"""

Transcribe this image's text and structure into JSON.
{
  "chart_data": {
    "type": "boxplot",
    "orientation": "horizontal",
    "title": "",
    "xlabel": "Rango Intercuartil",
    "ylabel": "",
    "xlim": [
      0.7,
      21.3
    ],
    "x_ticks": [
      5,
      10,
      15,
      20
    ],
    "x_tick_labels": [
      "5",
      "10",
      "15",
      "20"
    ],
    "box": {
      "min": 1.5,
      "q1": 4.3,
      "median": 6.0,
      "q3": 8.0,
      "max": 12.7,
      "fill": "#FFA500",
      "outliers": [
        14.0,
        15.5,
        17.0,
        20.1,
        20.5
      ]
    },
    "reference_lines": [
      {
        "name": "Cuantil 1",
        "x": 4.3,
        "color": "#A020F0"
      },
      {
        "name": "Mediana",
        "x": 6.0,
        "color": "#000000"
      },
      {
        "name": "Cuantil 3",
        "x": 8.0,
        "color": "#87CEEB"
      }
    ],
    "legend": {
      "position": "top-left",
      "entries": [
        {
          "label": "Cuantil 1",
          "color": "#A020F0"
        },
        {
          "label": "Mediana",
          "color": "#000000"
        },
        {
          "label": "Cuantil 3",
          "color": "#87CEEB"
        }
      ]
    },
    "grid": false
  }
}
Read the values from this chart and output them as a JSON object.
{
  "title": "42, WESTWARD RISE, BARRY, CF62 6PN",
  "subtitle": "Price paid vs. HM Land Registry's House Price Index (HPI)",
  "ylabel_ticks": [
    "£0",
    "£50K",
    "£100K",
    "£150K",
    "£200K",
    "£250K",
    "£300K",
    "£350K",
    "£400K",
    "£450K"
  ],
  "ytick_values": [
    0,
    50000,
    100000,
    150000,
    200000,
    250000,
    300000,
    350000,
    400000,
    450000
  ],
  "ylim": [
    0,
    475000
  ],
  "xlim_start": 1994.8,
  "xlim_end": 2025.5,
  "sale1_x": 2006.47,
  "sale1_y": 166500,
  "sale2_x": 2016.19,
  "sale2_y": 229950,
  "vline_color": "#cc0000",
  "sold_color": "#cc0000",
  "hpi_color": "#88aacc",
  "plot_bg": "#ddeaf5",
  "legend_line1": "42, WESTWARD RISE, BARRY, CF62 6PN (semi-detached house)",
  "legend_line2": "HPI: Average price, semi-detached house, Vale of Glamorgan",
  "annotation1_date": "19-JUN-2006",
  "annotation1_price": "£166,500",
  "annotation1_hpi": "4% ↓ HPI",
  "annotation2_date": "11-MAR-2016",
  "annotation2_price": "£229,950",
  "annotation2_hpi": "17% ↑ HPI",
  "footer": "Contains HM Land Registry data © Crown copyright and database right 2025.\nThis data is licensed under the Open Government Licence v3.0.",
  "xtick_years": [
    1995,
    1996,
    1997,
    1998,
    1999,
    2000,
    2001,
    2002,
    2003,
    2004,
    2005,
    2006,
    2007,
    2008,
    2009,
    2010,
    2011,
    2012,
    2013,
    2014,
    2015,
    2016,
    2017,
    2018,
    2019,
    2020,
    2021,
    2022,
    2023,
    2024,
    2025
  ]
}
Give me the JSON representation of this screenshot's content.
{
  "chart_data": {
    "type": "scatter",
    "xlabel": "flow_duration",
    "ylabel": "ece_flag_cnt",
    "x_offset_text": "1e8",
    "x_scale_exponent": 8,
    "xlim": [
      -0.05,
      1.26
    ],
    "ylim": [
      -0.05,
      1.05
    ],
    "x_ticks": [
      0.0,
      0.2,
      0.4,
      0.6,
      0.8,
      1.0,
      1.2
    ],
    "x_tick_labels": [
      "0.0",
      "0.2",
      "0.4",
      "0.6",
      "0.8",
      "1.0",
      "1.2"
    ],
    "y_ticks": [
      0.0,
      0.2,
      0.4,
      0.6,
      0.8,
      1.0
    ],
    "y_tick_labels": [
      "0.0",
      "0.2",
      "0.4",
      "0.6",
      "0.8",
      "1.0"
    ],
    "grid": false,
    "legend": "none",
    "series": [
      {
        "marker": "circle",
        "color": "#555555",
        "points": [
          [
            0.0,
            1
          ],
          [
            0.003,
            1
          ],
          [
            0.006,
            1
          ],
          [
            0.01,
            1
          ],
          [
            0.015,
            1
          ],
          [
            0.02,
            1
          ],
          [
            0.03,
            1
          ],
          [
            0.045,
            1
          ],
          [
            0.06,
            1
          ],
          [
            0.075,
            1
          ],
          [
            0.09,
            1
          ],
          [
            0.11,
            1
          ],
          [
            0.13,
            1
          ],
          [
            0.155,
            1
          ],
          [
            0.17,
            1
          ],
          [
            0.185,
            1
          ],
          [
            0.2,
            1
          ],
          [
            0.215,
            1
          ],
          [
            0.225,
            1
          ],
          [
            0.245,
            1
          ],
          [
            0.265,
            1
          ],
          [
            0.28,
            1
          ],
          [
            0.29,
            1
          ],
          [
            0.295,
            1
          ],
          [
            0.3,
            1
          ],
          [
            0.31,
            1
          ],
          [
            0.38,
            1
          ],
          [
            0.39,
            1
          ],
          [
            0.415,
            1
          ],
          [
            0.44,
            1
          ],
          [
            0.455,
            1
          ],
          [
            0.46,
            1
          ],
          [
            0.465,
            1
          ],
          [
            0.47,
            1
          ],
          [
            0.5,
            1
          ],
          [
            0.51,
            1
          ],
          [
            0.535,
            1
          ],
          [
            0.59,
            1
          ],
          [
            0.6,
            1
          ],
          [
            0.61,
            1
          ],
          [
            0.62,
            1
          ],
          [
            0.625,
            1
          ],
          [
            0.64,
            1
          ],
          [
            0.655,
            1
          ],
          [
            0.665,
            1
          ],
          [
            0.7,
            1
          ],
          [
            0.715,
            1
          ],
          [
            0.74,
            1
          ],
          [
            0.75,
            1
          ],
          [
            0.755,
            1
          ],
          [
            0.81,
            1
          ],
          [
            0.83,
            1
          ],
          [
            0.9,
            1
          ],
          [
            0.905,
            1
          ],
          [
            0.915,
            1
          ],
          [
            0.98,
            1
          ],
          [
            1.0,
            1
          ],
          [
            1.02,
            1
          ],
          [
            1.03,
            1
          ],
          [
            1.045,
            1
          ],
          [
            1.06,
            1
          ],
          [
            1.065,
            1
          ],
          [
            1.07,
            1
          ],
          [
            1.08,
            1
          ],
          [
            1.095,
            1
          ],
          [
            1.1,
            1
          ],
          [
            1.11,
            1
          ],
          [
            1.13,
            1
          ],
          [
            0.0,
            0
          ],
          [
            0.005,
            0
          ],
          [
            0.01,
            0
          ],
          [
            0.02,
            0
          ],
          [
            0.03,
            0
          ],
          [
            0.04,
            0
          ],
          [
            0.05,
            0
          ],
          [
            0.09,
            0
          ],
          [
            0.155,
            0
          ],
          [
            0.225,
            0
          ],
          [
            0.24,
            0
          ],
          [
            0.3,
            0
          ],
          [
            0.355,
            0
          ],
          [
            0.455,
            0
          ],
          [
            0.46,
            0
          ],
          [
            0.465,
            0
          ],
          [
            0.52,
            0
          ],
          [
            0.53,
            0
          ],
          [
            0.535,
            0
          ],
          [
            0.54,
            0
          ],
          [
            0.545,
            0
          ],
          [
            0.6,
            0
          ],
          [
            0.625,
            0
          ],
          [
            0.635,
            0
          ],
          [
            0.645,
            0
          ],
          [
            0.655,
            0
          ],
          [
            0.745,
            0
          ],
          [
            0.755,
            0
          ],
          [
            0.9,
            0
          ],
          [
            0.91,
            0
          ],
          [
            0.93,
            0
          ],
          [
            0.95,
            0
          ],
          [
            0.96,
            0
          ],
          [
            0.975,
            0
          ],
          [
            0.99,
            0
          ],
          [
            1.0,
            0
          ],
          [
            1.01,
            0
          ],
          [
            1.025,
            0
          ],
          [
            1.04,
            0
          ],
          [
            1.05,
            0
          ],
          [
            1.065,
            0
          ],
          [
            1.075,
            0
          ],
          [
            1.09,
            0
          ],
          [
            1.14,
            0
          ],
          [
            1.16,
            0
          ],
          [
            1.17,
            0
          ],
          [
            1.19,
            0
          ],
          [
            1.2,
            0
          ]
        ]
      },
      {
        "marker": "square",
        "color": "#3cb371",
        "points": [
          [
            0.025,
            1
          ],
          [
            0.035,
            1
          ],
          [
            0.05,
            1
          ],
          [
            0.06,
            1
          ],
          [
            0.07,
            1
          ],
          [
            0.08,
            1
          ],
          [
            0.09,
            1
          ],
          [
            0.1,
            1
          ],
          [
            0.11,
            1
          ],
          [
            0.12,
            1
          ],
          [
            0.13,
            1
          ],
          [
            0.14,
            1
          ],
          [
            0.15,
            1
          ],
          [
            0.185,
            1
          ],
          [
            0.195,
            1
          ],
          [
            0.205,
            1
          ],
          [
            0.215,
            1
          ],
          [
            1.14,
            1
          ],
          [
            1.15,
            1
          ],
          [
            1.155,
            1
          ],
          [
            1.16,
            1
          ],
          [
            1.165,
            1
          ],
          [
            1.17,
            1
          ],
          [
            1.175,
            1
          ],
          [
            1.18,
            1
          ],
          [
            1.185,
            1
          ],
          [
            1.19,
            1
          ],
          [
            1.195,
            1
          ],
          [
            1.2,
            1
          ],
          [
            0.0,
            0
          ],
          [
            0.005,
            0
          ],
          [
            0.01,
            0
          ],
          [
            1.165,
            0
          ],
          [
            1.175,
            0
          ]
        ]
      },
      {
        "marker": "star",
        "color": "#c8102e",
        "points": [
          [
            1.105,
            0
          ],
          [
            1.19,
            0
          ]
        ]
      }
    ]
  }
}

"""

WHAT YOU NEED TO DO:
Looking at the records above, say how many lines hold the string "BARRY". Write nothing but the number.

WRITTEN ANSWER:
2